----- Provided entries -----

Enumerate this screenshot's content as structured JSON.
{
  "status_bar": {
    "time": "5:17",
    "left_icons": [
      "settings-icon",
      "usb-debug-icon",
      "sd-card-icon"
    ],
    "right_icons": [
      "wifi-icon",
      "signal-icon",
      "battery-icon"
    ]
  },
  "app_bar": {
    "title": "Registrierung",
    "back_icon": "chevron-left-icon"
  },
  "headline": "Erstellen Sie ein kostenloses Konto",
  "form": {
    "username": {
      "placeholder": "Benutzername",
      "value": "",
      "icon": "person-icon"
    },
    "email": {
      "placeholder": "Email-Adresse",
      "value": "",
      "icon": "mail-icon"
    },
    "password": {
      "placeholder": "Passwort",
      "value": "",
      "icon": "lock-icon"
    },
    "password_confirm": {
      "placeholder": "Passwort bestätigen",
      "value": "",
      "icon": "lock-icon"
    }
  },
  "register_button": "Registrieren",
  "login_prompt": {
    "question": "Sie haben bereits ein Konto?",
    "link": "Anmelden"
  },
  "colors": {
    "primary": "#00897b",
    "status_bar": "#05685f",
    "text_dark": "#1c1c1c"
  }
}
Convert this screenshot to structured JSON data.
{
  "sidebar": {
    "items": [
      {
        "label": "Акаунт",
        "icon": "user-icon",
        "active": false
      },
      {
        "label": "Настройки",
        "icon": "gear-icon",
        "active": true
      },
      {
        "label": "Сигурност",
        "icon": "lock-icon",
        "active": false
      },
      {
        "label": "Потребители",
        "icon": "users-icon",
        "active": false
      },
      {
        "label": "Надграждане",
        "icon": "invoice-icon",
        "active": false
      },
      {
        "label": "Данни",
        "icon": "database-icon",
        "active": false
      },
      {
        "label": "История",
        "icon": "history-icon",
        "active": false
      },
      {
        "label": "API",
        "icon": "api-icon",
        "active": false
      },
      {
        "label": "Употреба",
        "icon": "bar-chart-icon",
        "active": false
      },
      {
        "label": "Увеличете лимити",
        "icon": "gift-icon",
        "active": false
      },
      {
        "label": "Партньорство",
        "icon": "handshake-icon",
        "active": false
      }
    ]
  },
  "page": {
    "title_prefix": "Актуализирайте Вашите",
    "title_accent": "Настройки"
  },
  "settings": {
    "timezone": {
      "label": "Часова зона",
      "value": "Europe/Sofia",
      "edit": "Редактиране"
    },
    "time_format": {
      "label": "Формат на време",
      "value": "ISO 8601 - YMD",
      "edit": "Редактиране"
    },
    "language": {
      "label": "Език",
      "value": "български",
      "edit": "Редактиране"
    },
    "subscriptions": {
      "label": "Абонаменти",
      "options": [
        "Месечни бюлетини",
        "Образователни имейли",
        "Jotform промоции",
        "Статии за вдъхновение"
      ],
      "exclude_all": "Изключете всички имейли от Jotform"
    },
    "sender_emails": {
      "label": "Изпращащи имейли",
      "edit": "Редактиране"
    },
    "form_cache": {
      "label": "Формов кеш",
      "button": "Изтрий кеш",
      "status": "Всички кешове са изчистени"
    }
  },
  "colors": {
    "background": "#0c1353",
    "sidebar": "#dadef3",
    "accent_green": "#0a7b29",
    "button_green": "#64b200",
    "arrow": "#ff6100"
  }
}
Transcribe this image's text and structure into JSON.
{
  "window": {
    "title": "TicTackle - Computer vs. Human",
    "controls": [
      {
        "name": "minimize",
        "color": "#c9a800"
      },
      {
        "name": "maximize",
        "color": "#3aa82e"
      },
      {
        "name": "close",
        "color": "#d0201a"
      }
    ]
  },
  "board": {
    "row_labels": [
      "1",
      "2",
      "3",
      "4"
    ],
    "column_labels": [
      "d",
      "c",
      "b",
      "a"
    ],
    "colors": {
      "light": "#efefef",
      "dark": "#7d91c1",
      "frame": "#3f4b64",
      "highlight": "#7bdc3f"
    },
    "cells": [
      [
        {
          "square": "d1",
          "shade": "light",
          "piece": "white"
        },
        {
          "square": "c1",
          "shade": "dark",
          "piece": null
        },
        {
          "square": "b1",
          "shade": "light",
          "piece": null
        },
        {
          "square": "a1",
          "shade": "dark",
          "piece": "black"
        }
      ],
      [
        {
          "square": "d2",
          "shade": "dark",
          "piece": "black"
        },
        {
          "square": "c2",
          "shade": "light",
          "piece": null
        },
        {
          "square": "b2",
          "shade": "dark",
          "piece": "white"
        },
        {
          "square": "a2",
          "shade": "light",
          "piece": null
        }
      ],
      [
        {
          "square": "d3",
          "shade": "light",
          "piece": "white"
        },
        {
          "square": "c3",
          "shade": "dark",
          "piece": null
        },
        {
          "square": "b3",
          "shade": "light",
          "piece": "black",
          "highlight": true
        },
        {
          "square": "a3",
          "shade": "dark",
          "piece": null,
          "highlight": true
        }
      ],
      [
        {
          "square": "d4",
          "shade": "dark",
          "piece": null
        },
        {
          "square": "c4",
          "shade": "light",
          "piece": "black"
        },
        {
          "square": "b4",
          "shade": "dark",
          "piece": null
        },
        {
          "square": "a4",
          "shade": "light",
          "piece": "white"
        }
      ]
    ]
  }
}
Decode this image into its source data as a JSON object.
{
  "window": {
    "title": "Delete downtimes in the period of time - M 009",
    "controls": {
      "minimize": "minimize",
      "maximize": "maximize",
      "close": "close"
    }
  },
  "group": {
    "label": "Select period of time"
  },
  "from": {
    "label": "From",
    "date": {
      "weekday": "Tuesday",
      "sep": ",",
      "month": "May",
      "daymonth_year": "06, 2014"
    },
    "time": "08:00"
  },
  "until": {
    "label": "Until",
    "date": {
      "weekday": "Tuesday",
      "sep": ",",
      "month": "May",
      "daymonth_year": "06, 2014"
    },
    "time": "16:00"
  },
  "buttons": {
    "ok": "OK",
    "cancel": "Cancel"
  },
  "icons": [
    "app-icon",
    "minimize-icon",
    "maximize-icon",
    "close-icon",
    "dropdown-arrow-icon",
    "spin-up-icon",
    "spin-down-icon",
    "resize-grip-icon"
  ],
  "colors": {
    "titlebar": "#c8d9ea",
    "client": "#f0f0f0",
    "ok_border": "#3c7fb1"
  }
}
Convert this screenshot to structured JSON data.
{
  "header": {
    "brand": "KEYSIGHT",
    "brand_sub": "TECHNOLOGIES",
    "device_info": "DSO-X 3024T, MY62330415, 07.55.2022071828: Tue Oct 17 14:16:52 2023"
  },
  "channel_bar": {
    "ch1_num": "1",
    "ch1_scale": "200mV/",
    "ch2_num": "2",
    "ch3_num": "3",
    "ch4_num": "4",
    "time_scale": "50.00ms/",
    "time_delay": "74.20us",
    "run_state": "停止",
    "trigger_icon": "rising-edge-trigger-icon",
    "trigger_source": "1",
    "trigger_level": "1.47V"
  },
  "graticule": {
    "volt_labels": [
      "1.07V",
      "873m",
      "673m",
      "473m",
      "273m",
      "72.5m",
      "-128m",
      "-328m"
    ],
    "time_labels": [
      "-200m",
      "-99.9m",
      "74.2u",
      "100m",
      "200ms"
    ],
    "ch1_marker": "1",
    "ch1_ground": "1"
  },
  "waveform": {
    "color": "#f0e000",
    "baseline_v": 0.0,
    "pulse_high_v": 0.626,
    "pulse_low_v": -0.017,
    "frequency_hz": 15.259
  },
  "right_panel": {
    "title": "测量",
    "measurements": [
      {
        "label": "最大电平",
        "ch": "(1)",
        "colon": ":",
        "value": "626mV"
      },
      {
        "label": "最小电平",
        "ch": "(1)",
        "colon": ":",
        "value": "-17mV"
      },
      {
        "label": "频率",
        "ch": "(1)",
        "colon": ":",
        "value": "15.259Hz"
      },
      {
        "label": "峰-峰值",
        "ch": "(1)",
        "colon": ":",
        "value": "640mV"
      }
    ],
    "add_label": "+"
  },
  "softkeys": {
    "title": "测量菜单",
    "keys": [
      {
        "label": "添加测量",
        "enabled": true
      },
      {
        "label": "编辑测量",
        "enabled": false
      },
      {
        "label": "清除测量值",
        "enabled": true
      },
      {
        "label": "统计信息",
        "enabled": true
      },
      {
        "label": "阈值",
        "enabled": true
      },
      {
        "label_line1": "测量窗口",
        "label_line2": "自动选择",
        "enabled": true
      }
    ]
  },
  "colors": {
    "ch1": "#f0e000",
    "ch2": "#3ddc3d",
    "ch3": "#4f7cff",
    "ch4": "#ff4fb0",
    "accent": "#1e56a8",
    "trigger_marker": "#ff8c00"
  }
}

-----

## Task directions
Isolate the lines above that contain the word "this" and copy them.

## Exercise answer
Enumerate this screenshot's content as structured JSON.
Convert this screenshot to structured JSON data.
Transcribe this image's text and structure into JSON.
Decode this image into its source data as a JSON object.
Convert this screenshot to structured JSON data.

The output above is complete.